>> BEGIN Task material

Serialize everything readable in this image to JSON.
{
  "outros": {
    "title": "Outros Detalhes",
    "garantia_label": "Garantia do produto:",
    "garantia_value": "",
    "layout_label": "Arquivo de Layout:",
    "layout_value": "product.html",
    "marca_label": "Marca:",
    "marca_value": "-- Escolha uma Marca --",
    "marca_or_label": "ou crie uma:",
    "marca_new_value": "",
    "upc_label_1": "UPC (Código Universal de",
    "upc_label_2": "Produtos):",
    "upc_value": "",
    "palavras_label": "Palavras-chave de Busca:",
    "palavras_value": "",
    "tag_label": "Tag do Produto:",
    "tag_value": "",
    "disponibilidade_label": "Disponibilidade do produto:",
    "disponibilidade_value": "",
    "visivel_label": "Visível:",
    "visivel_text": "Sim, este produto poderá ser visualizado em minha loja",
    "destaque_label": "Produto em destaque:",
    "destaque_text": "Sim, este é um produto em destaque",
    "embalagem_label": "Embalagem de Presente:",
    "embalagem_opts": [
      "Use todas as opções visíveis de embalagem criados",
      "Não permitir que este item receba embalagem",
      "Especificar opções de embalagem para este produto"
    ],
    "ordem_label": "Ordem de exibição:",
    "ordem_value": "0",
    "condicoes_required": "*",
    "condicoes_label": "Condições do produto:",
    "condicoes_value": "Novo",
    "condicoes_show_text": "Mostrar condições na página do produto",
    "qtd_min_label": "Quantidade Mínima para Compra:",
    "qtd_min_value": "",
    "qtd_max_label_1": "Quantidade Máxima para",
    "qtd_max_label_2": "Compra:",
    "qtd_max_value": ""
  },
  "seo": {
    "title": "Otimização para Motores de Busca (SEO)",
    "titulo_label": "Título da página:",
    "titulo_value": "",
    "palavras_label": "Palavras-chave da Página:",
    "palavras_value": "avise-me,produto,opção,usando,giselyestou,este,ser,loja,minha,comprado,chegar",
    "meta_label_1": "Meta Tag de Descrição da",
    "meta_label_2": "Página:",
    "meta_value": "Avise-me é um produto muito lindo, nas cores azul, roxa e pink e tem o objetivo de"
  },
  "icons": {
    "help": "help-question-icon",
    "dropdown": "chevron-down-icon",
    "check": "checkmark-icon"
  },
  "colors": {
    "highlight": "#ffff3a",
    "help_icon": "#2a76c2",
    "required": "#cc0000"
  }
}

>> END Task material
>> BEGIN Task material

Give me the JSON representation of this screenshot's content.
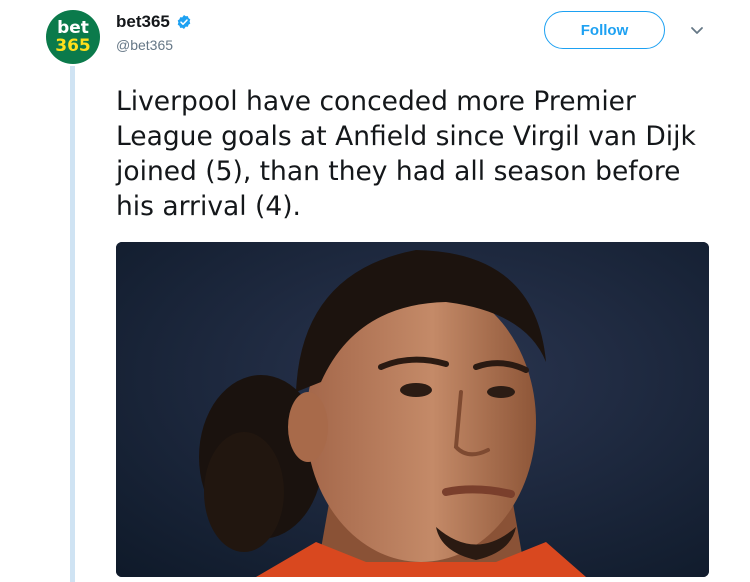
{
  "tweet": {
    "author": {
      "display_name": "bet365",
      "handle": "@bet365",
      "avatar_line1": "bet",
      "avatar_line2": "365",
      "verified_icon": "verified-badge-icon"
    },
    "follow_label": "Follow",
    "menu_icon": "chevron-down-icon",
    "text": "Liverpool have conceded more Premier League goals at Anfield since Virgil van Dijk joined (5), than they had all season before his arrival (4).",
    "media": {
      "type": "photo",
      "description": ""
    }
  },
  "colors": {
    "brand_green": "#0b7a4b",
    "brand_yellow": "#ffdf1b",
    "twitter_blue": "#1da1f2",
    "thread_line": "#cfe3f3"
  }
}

>> END Task material

Give the number of lines in the records that contain the string "minha", with no other output.

*The reply*:
2